**** Supplied records

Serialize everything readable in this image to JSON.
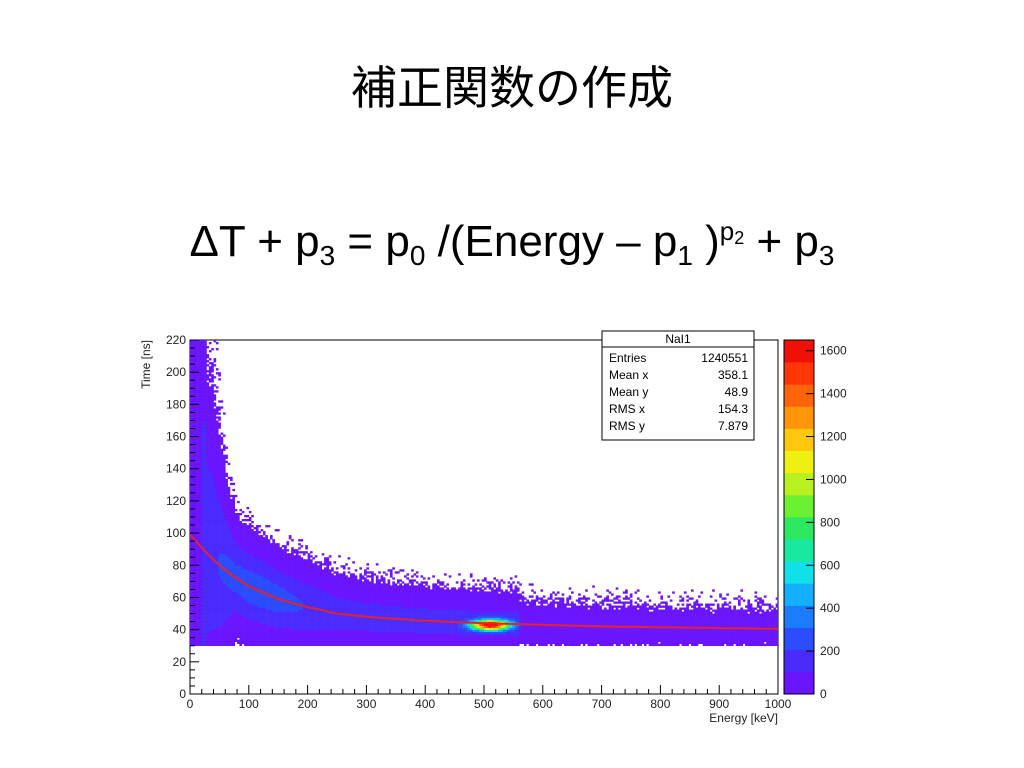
{
  "slide": {
    "title": "補正関数の作成",
    "formula": {
      "lhs_main": "ΔT + p",
      "lhs_sub": "3",
      "eq": " = p",
      "p0_sub": "0",
      "mid": " /(Energy – p",
      "p1_sub": "1",
      "close": " )",
      "p_sup_base": "p",
      "p_sup_sub": "2",
      "tail": " + p",
      "tail_sub": "3"
    }
  },
  "colors": {
    "fit_curve": "#e8202a",
    "palette": [
      "#6a14ff",
      "#4a2bff",
      "#2c4cff",
      "#1b7cff",
      "#12b0ff",
      "#10e0e8",
      "#18e8a0",
      "#2be860",
      "#6cf032",
      "#b8f020",
      "#f0f010",
      "#ffc80c",
      "#ff960a",
      "#ff6408",
      "#ff3606",
      "#f01006"
    ]
  },
  "chart_data": {
    "type": "heatmap",
    "title": "",
    "xlabel": "Energy [keV]",
    "ylabel": "Time [ns]",
    "xlim": [
      0,
      1000
    ],
    "ylim": [
      0,
      220
    ],
    "x_ticks": [
      0,
      100,
      200,
      300,
      400,
      500,
      600,
      700,
      800,
      900,
      1000
    ],
    "y_ticks": [
      0,
      20,
      40,
      60,
      80,
      100,
      120,
      140,
      160,
      180,
      200,
      220
    ],
    "grid": false,
    "colorbar": {
      "zlim": [
        0,
        1650
      ],
      "ticks": [
        0,
        200,
        400,
        600,
        800,
        1000,
        1200,
        1400,
        1600
      ]
    },
    "stats": {
      "name": "NaI1",
      "rows": [
        {
          "label": "Entries",
          "value": "1240551"
        },
        {
          "label": "Mean x",
          "value": "358.1"
        },
        {
          "label": "Mean y",
          "value": "48.9"
        },
        {
          "label": "RMS x",
          "value": "154.3"
        },
        {
          "label": "RMS y",
          "value": "7.879"
        }
      ]
    },
    "distribution": {
      "cutoff_time_ns": 30,
      "dense_region_energy_max_keV": 560,
      "peak": {
        "energy_keV": 511,
        "time_ns": 43,
        "counts": 1600
      }
    },
    "fit": {
      "function": "p0/(Energy - p1)^p2 + p3",
      "points": [
        {
          "x": 10,
          "y": 95
        },
        {
          "x": 30,
          "y": 87
        },
        {
          "x": 50,
          "y": 80
        },
        {
          "x": 75,
          "y": 73
        },
        {
          "x": 100,
          "y": 67
        },
        {
          "x": 150,
          "y": 59
        },
        {
          "x": 200,
          "y": 54
        },
        {
          "x": 250,
          "y": 50
        },
        {
          "x": 300,
          "y": 48
        },
        {
          "x": 400,
          "y": 45.5
        },
        {
          "x": 500,
          "y": 44
        },
        {
          "x": 600,
          "y": 43
        },
        {
          "x": 700,
          "y": 42
        },
        {
          "x": 800,
          "y": 41.5
        },
        {
          "x": 900,
          "y": 41
        },
        {
          "x": 1000,
          "y": 40.5
        }
      ]
    }
  }
}
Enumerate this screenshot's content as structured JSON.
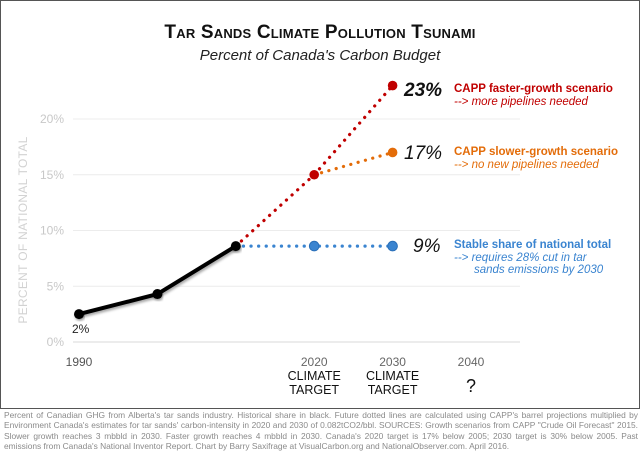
{
  "title": "Tar Sands Climate Pollution Tsunami",
  "subtitle": "Percent of Canada's Carbon Budget",
  "footer": "Percent of Canadian GHG from Alberta's tar sands industry. Historical share in black. Future dotted lines are calculated using CAPP's barrel projections multiplied by Environment Canada's estimates for tar sands' carbon-intensity in 2020 and 2030 of 0.082tCO2/bbl. SOURCES: Growth scenarios from CAPP \"Crude Oil Forecast\" 2015. Slower growth reaches 3 mbbld in 2030. Faster growth reaches 4 mbbld in 2030. Canada's 2020 target is 17% below 2005; 2030 target is 30% below 2005. Past emissions from Canada's National Inventor Report. Chart by Barry Saxifrage at VisualCarbon.org and NationalObserver.com. April 2016.",
  "chart_data": {
    "type": "line",
    "title": "Tar Sands Climate Pollution Tsunami",
    "subtitle": "Percent of Canada's Carbon Budget",
    "xlabel": "",
    "ylabel": "PERCENT OF NATIONAL TOTAL",
    "xlim": [
      1990,
      2040
    ],
    "ylim": [
      0,
      20
    ],
    "grid": true,
    "yticks": [
      {
        "value": 0,
        "label": "0%"
      },
      {
        "value": 5,
        "label": "5%"
      },
      {
        "value": 10,
        "label": "10%"
      },
      {
        "value": 15,
        "label": "15%"
      },
      {
        "value": 20,
        "label": "20%"
      }
    ],
    "xticks": [
      {
        "value": 1990,
        "label": "1990",
        "sublabel": ""
      },
      {
        "value": 2020,
        "label": "2020",
        "sublabel": "CLIMATE TARGET"
      },
      {
        "value": 2030,
        "label": "2030",
        "sublabel": "CLIMATE TARGET"
      },
      {
        "value": 2040,
        "label": "2040",
        "sublabel": "?"
      }
    ],
    "series": [
      {
        "name": "Historical share",
        "style": "solid",
        "color": "#000000",
        "x": [
          1990,
          2000,
          2010
        ],
        "y": [
          2.5,
          4.3,
          8.6
        ],
        "point_labels": [
          "2%",
          "",
          ""
        ]
      },
      {
        "name": "CAPP faster-growth scenario",
        "style": "dotted",
        "color": "#c00000",
        "x": [
          2010,
          2020,
          2030
        ],
        "y": [
          8.6,
          15.0,
          23.0
        ],
        "end_value_label": "23%",
        "annotation": "CAPP faster-growth scenario",
        "annotation_note": "--> more pipelines needed"
      },
      {
        "name": "CAPP slower-growth scenario",
        "style": "dotted",
        "color": "#e36c09",
        "x": [
          2020,
          2030
        ],
        "y": [
          15.0,
          17.0
        ],
        "end_value_label": "17%",
        "annotation": "CAPP slower-growth scenario",
        "annotation_note": "--> no new pipelines needed"
      },
      {
        "name": "Stable share of national total",
        "style": "dotted",
        "color": "#3a84d0",
        "x": [
          2010,
          2020,
          2030
        ],
        "y": [
          8.6,
          8.6,
          8.6
        ],
        "end_value_label": "9%",
        "annotation": "Stable share of national total",
        "annotation_note": "--> requires 28% cut in tar sands emissions by 2030"
      }
    ]
  }
}
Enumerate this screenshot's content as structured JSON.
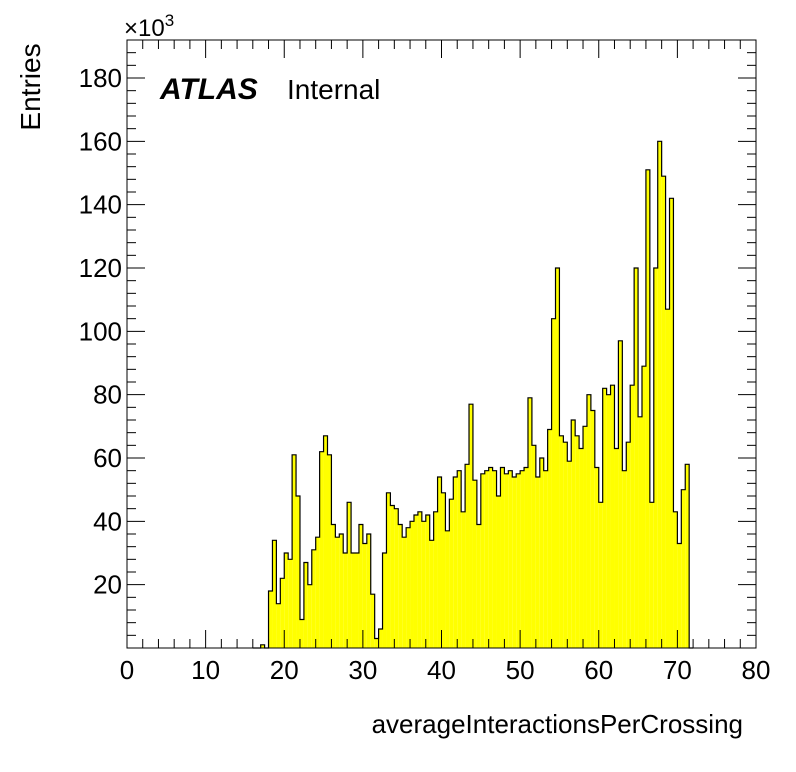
{
  "chart_data": {
    "type": "bar",
    "title": "",
    "xlabel": "averageInteractionsPerCrossing",
    "ylabel": "Entries",
    "y_multiplier": "×10",
    "y_multiplier_exp": "3",
    "atlas_label": "ATLAS",
    "atlas_status": "Internal",
    "xlim": [
      0,
      80
    ],
    "ylim": [
      0,
      192
    ],
    "bin_width": 0.5,
    "x_ticks": [
      0,
      10,
      20,
      30,
      40,
      50,
      60,
      70,
      80
    ],
    "y_ticks": [
      20,
      40,
      60,
      80,
      100,
      120,
      140,
      160,
      180
    ],
    "fill_color": "#ffff00",
    "line_color": "#000000",
    "bins_start": 16.0,
    "values": [
      0,
      0,
      1,
      0,
      18,
      34,
      14,
      22,
      30,
      28,
      61,
      48,
      9,
      27,
      20,
      31,
      35,
      62,
      67,
      61,
      39,
      35,
      36,
      30,
      46,
      30,
      30,
      39,
      33,
      36,
      17,
      3,
      6,
      30,
      49,
      45,
      44,
      39,
      35,
      38,
      40,
      42,
      43,
      40,
      42,
      34,
      43,
      54,
      49,
      37,
      47,
      54,
      56,
      43,
      58,
      77,
      53,
      39,
      55,
      56,
      57,
      56,
      48,
      57,
      55,
      56,
      54,
      55,
      56,
      57,
      79,
      64,
      54,
      60,
      56,
      69,
      104,
      120,
      67,
      65,
      59,
      72,
      67,
      63,
      70,
      80,
      75,
      57,
      46,
      82,
      80,
      83,
      63,
      97,
      56,
      65,
      83,
      120,
      73,
      89,
      151,
      46,
      120,
      160,
      149,
      107,
      142,
      43,
      33,
      50,
      58,
      0
    ]
  }
}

********

## Task instructions
In the entries above, count each line that holds "needed". Give the total and nothing else.

## Result
2